#### Task input:
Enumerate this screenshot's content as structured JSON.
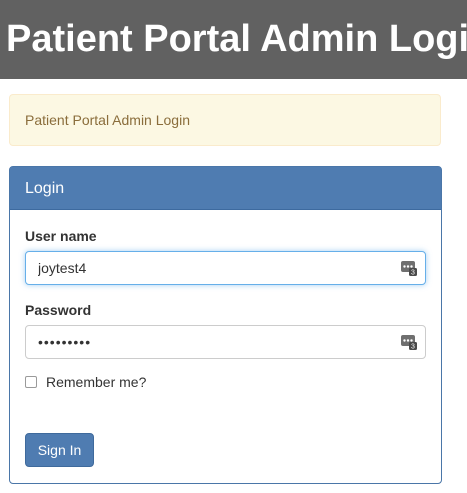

==

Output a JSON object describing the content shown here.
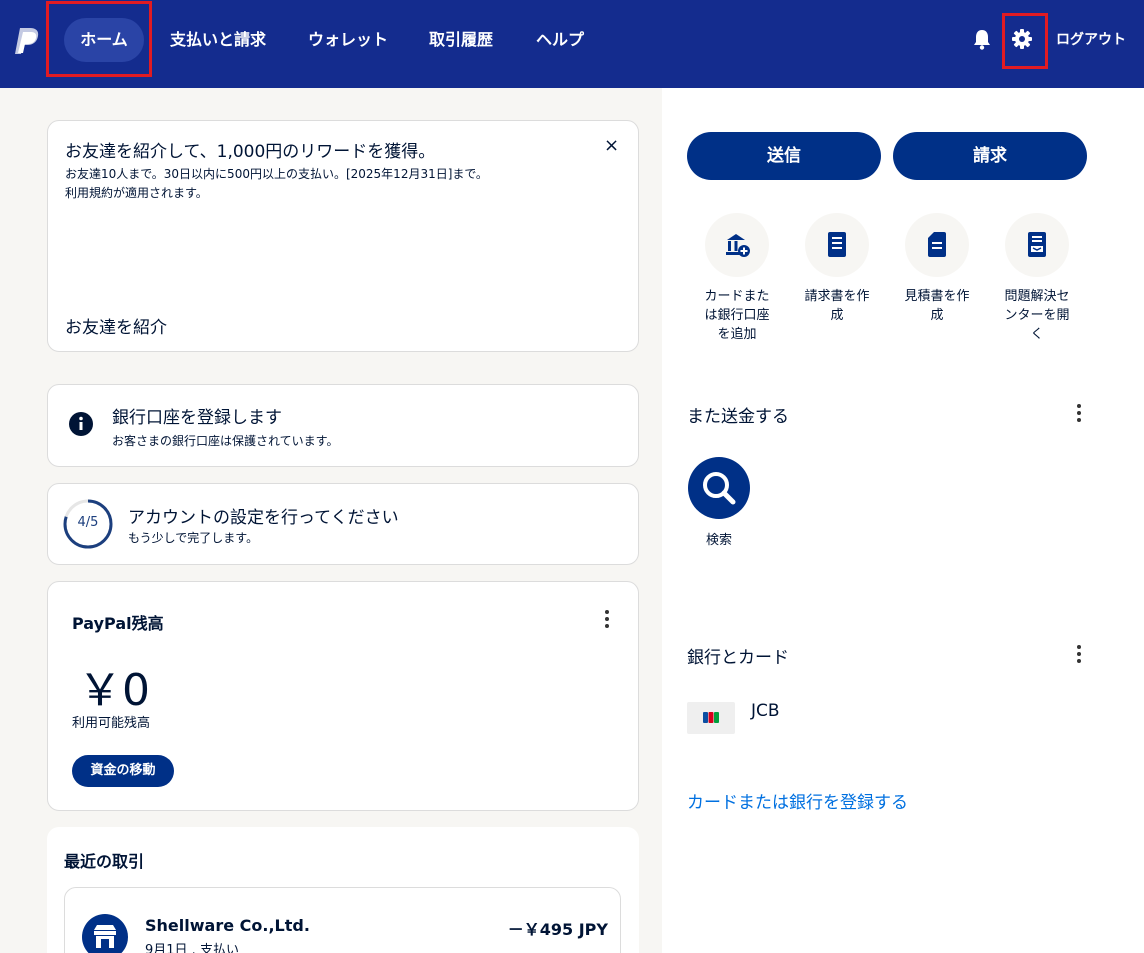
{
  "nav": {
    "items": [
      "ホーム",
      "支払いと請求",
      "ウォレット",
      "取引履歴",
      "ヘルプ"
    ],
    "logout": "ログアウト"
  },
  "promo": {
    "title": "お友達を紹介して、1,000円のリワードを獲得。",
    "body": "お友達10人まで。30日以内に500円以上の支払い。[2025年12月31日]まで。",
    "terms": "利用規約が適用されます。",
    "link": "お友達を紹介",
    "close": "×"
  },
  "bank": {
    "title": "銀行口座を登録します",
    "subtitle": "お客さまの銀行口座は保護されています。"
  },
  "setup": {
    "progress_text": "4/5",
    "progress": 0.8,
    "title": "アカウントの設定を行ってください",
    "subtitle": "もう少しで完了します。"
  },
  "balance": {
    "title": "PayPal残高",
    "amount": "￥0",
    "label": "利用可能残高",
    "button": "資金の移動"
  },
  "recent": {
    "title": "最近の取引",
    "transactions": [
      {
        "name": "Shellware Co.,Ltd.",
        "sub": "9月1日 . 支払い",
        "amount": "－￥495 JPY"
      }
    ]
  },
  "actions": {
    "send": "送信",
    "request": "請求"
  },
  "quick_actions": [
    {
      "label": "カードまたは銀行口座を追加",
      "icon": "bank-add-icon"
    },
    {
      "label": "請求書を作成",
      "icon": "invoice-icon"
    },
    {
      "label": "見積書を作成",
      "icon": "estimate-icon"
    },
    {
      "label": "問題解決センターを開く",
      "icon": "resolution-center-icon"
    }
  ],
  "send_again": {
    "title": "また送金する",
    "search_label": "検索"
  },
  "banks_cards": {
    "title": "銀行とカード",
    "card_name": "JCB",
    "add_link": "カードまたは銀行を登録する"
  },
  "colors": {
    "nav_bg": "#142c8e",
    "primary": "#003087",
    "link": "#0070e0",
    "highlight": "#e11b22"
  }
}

* * *

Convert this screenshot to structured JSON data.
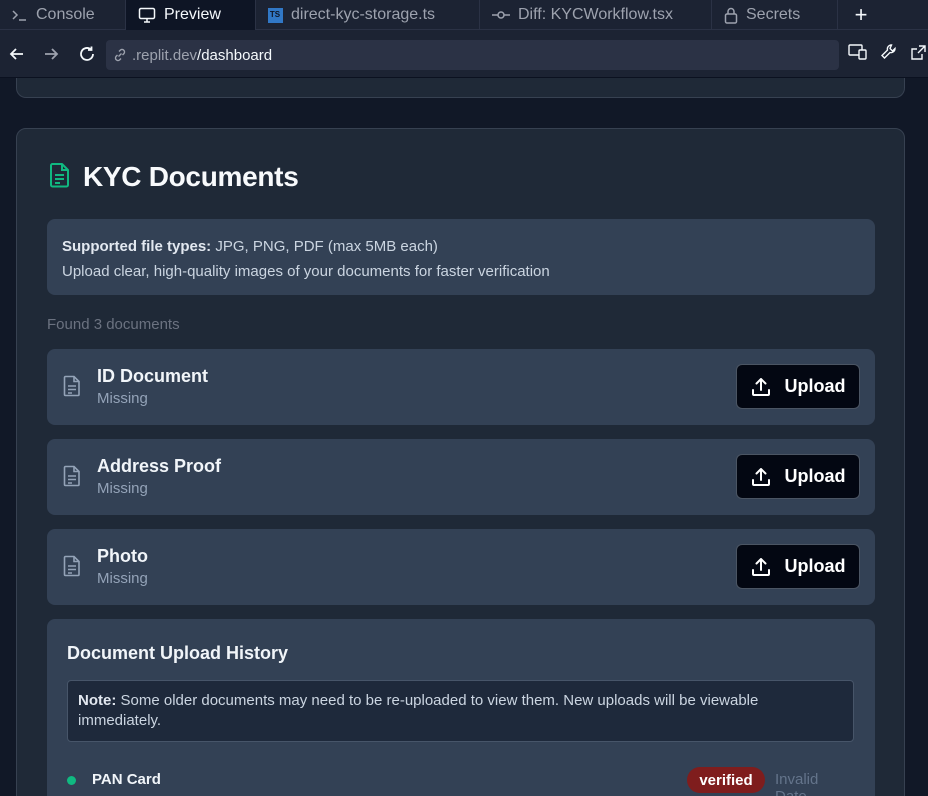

#### Given request:
Look through the data and gather every line with the string "screenshot" in it.

#### Right answer:
Enumerate this screenshot's content as structured JSON.
Convert this screenshot to structured JSON data.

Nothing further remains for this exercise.